Task directions: Please reproduce every line of the material below word for word, changing nothing.
::: Exercise material :::
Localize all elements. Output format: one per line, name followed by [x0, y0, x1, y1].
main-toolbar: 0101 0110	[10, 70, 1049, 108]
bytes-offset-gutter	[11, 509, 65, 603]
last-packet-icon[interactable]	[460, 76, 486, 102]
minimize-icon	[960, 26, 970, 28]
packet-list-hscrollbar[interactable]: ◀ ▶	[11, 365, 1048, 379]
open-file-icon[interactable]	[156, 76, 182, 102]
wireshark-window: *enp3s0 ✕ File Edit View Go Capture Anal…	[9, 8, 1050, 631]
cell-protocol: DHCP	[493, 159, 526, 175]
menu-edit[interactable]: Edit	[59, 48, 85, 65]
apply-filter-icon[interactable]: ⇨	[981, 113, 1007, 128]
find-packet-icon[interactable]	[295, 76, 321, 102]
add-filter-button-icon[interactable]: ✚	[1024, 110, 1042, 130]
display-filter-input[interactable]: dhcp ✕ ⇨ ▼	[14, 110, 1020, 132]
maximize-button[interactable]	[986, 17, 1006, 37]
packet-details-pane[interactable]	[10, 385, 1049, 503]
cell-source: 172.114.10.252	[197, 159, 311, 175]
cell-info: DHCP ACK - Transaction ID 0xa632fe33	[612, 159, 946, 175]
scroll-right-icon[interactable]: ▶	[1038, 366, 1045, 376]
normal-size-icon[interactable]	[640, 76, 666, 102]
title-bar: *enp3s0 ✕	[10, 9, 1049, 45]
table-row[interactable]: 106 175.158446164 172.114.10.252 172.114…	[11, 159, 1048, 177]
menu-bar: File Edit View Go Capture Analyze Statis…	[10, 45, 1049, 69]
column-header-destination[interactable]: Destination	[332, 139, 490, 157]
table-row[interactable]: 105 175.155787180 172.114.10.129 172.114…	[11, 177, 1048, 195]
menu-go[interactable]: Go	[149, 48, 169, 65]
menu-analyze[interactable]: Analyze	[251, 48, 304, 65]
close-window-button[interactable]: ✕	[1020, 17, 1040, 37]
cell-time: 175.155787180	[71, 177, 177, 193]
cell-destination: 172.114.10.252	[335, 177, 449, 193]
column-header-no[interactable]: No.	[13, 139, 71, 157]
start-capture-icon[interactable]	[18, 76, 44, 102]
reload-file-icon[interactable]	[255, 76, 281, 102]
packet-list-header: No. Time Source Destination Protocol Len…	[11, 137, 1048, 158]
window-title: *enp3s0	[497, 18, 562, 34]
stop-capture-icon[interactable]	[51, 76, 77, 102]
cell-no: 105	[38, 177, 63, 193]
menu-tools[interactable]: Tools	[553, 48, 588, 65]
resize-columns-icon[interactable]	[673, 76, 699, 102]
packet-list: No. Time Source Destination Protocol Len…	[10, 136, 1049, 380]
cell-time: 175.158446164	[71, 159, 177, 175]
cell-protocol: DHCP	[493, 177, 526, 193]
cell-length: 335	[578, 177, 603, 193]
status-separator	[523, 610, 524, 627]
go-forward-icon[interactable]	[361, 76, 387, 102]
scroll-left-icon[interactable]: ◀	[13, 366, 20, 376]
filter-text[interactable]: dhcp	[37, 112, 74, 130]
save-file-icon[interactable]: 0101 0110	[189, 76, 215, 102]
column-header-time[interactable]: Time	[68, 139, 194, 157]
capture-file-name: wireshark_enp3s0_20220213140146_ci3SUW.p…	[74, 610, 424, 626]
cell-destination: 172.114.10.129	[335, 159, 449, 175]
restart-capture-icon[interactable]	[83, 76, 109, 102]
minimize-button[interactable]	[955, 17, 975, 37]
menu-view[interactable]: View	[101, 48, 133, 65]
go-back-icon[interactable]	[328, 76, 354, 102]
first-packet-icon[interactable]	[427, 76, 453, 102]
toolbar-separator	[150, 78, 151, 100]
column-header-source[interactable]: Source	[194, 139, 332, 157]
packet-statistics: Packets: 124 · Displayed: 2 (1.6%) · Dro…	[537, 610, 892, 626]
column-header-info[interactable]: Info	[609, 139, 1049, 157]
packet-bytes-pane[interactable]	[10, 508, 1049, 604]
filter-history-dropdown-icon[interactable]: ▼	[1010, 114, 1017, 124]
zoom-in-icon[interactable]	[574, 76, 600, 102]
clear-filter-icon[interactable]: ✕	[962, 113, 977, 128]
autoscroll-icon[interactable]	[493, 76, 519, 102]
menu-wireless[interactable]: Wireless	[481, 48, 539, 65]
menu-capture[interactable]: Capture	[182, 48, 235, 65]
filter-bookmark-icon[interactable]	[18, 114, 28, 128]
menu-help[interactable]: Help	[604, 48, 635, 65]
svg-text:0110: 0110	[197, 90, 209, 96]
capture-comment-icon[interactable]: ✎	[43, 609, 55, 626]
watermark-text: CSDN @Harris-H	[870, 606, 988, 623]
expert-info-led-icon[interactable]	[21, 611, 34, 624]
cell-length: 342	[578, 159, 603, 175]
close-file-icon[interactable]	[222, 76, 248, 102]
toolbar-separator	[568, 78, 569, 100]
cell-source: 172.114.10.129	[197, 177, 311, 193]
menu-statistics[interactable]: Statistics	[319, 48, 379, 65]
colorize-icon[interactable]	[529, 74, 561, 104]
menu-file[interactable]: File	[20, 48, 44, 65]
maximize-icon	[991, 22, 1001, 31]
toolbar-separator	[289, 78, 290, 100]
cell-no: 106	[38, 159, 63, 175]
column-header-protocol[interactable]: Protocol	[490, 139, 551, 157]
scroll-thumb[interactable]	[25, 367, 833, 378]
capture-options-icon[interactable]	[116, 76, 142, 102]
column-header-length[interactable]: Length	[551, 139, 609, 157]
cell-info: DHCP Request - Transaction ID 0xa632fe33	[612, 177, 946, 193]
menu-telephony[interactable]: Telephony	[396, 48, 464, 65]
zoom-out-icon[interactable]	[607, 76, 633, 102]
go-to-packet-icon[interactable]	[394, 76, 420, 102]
:::
The result:
Localize all elements. Output format: one per line, name followed by [x0, y0, x1, y1].
main-toolbar: 0101 0110	[10, 70, 1049, 108]
bytes-offset-gutter	[11, 509, 65, 603]
last-packet-icon[interactable]	[460, 76, 486, 102]
minimize-icon	[960, 26, 970, 28]
packet-list-hscrollbar[interactable]: ◀ ▶	[11, 365, 1048, 379]
open-file-icon[interactable]	[156, 76, 182, 102]
wireshark-window: *enp3s0 ✕ File Edit View Go Capture Anal…	[9, 8, 1050, 631]
cell-protocol: DHCP	[493, 159, 526, 175]
menu-edit[interactable]: Edit	[59, 48, 85, 65]
apply-filter-icon[interactable]: ⇨	[981, 113, 1007, 128]
find-packet-icon[interactable]	[295, 76, 321, 102]
add-filter-button-icon[interactable]: ✚	[1024, 110, 1042, 130]
display-filter-input[interactable]: dhcp ✕ ⇨ ▼	[14, 110, 1020, 132]
maximize-button[interactable]	[986, 17, 1006, 37]
packet-details-pane[interactable]	[10, 385, 1049, 503]
cell-source: 172.114.10.252	[197, 159, 311, 175]
cell-info: DHCP ACK - Transaction ID 0xa632fe33	[612, 159, 946, 175]
scroll-right-icon[interactable]: ▶	[1038, 366, 1045, 376]
normal-size-icon[interactable]	[640, 76, 666, 102]
title-bar: *enp3s0 ✕	[10, 9, 1049, 45]
table-row[interactable]: 106 175.158446164 172.114.10.252 172.114…	[11, 159, 1048, 177]
menu-bar: File Edit View Go Capture Analyze Statis…	[10, 45, 1049, 69]
column-header-destination[interactable]: Destination	[332, 139, 490, 157]
table-row[interactable]: 105 175.155787180 172.114.10.129 172.114…	[11, 177, 1048, 195]
menu-go[interactable]: Go	[149, 48, 169, 65]
menu-analyze[interactable]: Analyze	[251, 48, 304, 65]
close-window-button[interactable]: ✕	[1020, 17, 1040, 37]
cell-time: 175.155787180	[71, 177, 177, 193]
cell-destination: 172.114.10.252	[335, 177, 449, 193]
column-header-no[interactable]: No.	[13, 139, 71, 157]
start-capture-icon[interactable]	[18, 76, 44, 102]
reload-file-icon[interactable]	[255, 76, 281, 102]
packet-list-header: No. Time Source Destination Protocol Len…	[11, 137, 1048, 158]
window-title: *enp3s0	[497, 18, 562, 34]
stop-capture-icon[interactable]	[51, 76, 77, 102]
cell-no: 105	[38, 177, 63, 193]
menu-tools[interactable]: Tools	[553, 48, 588, 65]
resize-columns-icon[interactable]	[673, 76, 699, 102]
packet-list: No. Time Source Destination Protocol Len…	[10, 136, 1049, 380]
cell-time: 175.158446164	[71, 159, 177, 175]
cell-protocol: DHCP	[493, 177, 526, 193]
cell-length: 335	[578, 177, 603, 193]
status-separator	[523, 610, 524, 627]
go-forward-icon[interactable]	[361, 76, 387, 102]
scroll-left-icon[interactable]: ◀	[13, 366, 20, 376]
filter-text[interactable]: dhcp	[37, 112, 74, 130]
save-file-icon[interactable]: 0101 0110	[189, 76, 215, 102]
column-header-time[interactable]: Time	[68, 139, 194, 157]
capture-file-name: wireshark_enp3s0_20220213140146_ci3SUW.p…	[74, 610, 424, 626]
cell-destination: 172.114.10.129	[335, 159, 449, 175]
restart-capture-icon[interactable]	[83, 76, 109, 102]
minimize-button[interactable]	[955, 17, 975, 37]
menu-view[interactable]: View	[101, 48, 133, 65]
go-back-icon[interactable]	[328, 76, 354, 102]
first-packet-icon[interactable]	[427, 76, 453, 102]
toolbar-separator	[150, 78, 151, 100]
column-header-source[interactable]: Source	[194, 139, 332, 157]
packet-statistics: Packets: 124 · Displayed: 2 (1.6%) · Dro…	[537, 610, 892, 626]
column-header-info[interactable]: Info	[609, 139, 1049, 157]
packet-bytes-pane[interactable]	[10, 508, 1049, 604]
filter-history-dropdown-icon[interactable]: ▼	[1010, 114, 1017, 124]
zoom-in-icon[interactable]	[574, 76, 600, 102]
clear-filter-icon[interactable]: ✕	[962, 113, 977, 128]
autoscroll-icon[interactable]	[493, 76, 519, 102]
menu-wireless[interactable]: Wireless	[481, 48, 539, 65]
menu-capture[interactable]: Capture	[182, 48, 235, 65]
filter-bookmark-icon[interactable]	[18, 114, 28, 128]
menu-help[interactable]: Help	[604, 48, 635, 65]
svg-text:0110: 0110	[197, 90, 209, 96]
capture-comment-icon[interactable]: ✎	[43, 609, 55, 626]
watermark-text: CSDN @Harris-H	[870, 606, 988, 623]
expert-info-led-icon[interactable]	[21, 611, 34, 624]
cell-length: 342	[578, 159, 603, 175]
close-file-icon[interactable]	[222, 76, 248, 102]
toolbar-separator	[568, 78, 569, 100]
cell-source: 172.114.10.129	[197, 177, 311, 193]
menu-statistics[interactable]: Statistics	[319, 48, 379, 65]
colorize-icon[interactable]	[529, 74, 561, 104]
menu-file[interactable]: File	[20, 48, 44, 65]
maximize-icon	[991, 22, 1001, 31]
toolbar-separator	[289, 78, 290, 100]
cell-no: 106	[38, 159, 63, 175]
column-header-protocol[interactable]: Protocol	[490, 139, 551, 157]
scroll-thumb[interactable]	[25, 367, 833, 378]
capture-options-icon[interactable]	[116, 76, 142, 102]
column-header-length[interactable]: Length	[551, 139, 609, 157]
cell-info: DHCP Request - Transaction ID 0xa632fe33	[612, 177, 946, 193]
menu-telephony[interactable]: Telephony	[396, 48, 464, 65]
zoom-out-icon[interactable]	[607, 76, 633, 102]
go-to-packet-icon[interactable]	[394, 76, 420, 102]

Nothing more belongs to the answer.